TEXTO DE ESTUDIO:
Con el tiempo también me convertí en la persona que les decía a todos qué hacer y cómo hacerlo. No porque buscara controlarlos ni sacar provecho de sus acciones, sino porque todos, casi como por inercia, relegaban esa responsabilidad en mí.
Esa fue la tercera vez que mi mamá se apagó, que se ausentó. No cuento la cuarta, porque ahora vive en su propio mundo, a veces está y a veces no está. Hace unos cinco años empezó con problemas de memoria que derivaron en un deterioro cognitivo leve, según nos explicó su neurólogo. Con el tratamiento adecuado se suponía que debía andar medianamente mejor, pero la verdad es que fue empeorando cada vez más, junto a sus problemas de salud física. Con una artrosis en todo el cuerpo que la acompañó desde los cincuenta y tantos, tiene una prótesis de cadera, una de rodilla y varias operaciones menores propias de la edad.

ACTIVIDAD: Transcriba textualmente, del texto de estudio, todo lo comprendido desde "Con el tiempo" hasta "de la edad.".

EXTRACTOS DE DATOS:
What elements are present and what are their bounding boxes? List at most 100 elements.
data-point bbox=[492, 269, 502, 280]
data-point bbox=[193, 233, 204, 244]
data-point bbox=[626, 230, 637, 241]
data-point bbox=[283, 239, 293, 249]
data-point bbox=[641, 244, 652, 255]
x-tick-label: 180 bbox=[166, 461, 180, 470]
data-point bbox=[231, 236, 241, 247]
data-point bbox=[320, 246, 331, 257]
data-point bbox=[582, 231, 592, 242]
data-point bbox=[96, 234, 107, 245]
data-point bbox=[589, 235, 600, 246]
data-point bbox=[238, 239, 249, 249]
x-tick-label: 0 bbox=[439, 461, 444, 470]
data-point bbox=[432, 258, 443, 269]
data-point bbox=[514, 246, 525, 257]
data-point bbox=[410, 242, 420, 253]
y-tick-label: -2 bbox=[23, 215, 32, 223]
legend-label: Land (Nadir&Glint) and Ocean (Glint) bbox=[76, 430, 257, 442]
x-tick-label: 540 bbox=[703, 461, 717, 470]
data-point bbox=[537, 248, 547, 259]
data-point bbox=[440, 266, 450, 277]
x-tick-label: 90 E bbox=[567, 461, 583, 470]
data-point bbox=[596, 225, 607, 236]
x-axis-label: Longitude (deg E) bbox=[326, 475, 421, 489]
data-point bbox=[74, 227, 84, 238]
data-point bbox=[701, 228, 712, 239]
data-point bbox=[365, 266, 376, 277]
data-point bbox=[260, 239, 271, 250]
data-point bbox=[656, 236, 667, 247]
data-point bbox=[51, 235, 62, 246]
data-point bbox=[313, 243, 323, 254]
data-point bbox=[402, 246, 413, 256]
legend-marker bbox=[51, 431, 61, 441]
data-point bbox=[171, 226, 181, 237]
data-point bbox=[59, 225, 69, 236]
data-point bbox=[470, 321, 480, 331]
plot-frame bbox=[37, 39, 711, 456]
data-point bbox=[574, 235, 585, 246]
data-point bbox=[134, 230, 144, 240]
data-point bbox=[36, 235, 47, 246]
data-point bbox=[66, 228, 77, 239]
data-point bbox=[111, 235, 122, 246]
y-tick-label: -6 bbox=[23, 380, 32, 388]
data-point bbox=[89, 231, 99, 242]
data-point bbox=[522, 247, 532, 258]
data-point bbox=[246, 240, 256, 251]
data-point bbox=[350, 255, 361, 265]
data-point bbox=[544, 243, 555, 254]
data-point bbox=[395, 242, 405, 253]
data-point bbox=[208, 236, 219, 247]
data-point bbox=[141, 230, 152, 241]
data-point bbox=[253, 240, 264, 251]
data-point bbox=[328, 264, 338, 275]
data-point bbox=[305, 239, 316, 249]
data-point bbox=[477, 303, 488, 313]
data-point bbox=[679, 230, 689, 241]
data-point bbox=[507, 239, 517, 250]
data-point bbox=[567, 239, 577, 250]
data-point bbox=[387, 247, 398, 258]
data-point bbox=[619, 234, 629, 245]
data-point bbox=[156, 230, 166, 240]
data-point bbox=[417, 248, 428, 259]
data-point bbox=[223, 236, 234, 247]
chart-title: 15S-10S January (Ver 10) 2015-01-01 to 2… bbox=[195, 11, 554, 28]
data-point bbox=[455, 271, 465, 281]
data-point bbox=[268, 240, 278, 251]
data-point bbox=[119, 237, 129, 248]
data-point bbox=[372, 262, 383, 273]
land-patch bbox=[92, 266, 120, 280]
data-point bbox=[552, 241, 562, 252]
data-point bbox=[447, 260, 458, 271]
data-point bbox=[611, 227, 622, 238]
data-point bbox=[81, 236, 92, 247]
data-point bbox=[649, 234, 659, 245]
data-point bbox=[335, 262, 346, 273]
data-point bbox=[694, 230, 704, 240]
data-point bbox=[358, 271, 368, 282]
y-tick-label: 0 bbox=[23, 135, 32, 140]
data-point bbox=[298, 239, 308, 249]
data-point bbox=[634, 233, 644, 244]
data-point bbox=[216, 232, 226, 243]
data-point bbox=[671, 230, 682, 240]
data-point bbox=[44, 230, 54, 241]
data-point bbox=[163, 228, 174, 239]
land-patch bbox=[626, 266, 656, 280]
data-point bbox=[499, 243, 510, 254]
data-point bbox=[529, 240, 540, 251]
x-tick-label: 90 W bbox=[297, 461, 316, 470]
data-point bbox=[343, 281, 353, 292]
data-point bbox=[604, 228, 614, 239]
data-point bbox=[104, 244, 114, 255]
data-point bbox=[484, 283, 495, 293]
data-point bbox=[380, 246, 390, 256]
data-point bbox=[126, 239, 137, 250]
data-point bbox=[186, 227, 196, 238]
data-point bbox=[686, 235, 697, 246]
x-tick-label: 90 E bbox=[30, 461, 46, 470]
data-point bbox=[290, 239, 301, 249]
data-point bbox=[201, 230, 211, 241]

SOLUCIÓN DESARROLLADA:
Con el tiempo también me convertí en la persona que les decía a todos qué hacer y cómo hacerlo. No porque buscara controlarlos ni sacar provecho de sus acciones, sino porque todos, casi como por inercia, relegaban esa responsabilidad en mí.
Esa fue la tercera vez que mi mamá se apagó, que se ausentó. No cuento la cuarta, porque ahora vive en su propio mundo, a veces está y a veces no está. Hace unos cinco años empezó con problemas de memoria que derivaron en un deterioro cognitivo leve, según nos explicó su neurólogo. Con el tratamiento adecuado se suponía que debía andar medianamente mejor, pero la verdad es que fue empeorando cada vez más, junto a sus problemas de salud física. Con una artrosis en todo el cuerpo que la acompañó desde los cincuenta y tantos, tiene una prótesis de cadera, una de rodilla y varias operaciones menores propias de la edad.